
        The strategies chosen for the promotion of health and independence would greatly help to improve the collaboration between the healthcare workers and the Indigenous patients and their families. It would also improve their participation in public health initiatives because they shall have understood the intention and benefits of such initiatives. Encouraging the explanation of alien concepts and terms associated with healthcare would help to demystify some misconceptions that the Indigenous people have about Western modes of treatment. Many Indigenous people have had their misgivings that information on healthcare is withheld deliberately. This founds the basis of the misconception about them that they do not for example want to experience pain. Improving communication removes such misconceptions, allowing for the Indigenous families to fully integrate into the healthcare system. In addition recruiting more Indigenous healthcare workers would encourage the Indigenous people to break their mistrust of the systems and find people they can express their deepest feelings for (Poroch et al, 2012). They would also be important in translation. Implementation of these strategies then would enable the community nurse to reach out to Indigenous populations, improving the quality of care afforded to them.

        The Indigenous people have sets of beliefs and practices with regard to health and the human well-being. Their belief in the role of witchcraft in sickness cannot be ignored. These beliefs must be understood and the rationale for the Western practices explained as well. For cultural reasons, Freeman et al. (2015) admits that the nurse would have to come to some form of common ground with the people of this Indigenous background. Because the Indigenous people value silence, there would be pauses while communicating to them the role of modern healthcare and the need for them to take part in it. This would send a message that what they value as a culture is valued within the healthcare system as well.

Data to examine:
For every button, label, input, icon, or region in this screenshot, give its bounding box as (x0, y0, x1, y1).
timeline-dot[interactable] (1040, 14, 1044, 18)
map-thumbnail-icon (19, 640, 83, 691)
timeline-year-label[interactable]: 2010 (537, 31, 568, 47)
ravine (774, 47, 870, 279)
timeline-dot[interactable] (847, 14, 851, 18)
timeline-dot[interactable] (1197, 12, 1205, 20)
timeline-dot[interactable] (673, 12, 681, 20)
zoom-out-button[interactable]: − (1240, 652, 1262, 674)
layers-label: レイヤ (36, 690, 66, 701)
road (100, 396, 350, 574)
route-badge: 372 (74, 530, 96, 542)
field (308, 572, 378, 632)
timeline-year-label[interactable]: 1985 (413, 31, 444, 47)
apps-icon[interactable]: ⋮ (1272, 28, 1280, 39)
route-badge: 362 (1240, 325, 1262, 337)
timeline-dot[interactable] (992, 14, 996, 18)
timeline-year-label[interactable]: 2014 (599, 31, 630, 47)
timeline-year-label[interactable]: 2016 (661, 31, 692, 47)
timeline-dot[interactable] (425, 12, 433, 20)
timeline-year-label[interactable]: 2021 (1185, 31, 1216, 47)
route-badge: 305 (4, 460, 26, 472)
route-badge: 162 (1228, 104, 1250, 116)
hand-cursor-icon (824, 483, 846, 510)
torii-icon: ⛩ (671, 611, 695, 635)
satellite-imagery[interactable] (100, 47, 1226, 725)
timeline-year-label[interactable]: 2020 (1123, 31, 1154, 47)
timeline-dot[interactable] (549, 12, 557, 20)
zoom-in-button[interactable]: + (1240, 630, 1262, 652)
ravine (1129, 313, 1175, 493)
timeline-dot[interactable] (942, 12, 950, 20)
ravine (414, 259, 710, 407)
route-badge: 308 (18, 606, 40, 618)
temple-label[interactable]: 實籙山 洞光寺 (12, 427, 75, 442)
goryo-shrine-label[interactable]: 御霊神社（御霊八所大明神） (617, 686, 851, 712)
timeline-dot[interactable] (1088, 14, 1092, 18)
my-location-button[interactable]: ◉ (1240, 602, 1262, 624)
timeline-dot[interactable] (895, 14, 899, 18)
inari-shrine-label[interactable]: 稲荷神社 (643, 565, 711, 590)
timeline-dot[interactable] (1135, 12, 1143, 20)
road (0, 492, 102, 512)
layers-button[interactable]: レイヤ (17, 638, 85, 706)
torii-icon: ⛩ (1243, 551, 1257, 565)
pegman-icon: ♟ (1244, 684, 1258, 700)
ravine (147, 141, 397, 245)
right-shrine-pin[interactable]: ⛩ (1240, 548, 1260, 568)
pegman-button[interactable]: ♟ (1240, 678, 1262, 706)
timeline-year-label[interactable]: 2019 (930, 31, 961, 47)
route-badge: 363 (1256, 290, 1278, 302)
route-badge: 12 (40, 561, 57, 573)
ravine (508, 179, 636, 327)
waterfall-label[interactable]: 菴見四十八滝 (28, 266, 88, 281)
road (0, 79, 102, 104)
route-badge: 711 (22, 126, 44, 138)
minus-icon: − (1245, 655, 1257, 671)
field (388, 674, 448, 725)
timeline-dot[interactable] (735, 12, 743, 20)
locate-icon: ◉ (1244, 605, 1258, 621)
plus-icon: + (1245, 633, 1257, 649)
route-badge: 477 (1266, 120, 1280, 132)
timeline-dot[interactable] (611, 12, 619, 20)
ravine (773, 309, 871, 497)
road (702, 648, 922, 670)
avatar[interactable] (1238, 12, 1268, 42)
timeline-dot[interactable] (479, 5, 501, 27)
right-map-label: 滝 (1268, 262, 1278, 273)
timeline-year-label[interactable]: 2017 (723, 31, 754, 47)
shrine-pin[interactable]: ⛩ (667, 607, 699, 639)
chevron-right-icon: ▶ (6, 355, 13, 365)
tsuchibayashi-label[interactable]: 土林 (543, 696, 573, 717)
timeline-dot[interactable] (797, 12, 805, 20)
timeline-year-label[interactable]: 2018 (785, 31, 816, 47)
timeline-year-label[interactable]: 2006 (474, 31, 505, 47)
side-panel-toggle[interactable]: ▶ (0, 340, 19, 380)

What to do:
**A)** Reproduce the passage on Indigenous health care word for word, from "The Indigenous people have sets" up to and including "system as well.".
**B)** According to the passage on Indigenous health care, which belief of the Indigenous people about sickness cannot be ignored?

Outputs for the tasks:
**A)**
The Indigenous people have sets of beliefs and practices with regard to health and the human well-being. Their belief in the role of witchcraft in sickness cannot be ignored. These beliefs must be understood and the rationale for the Western practices explained as well. For cultural reasons, Freeman et al. (2015) admits that the nurse would have to come to some form of common ground with the people of this Indigenous background. Because the Indigenous people value silence, there would be pauses while communicating to them the role of modern healthcare and the need for them to take part in it. This would send a message that what they value as a culture is valued within the healthcare system as well.

**B)** Their belief in the role of witchcraft in sickness.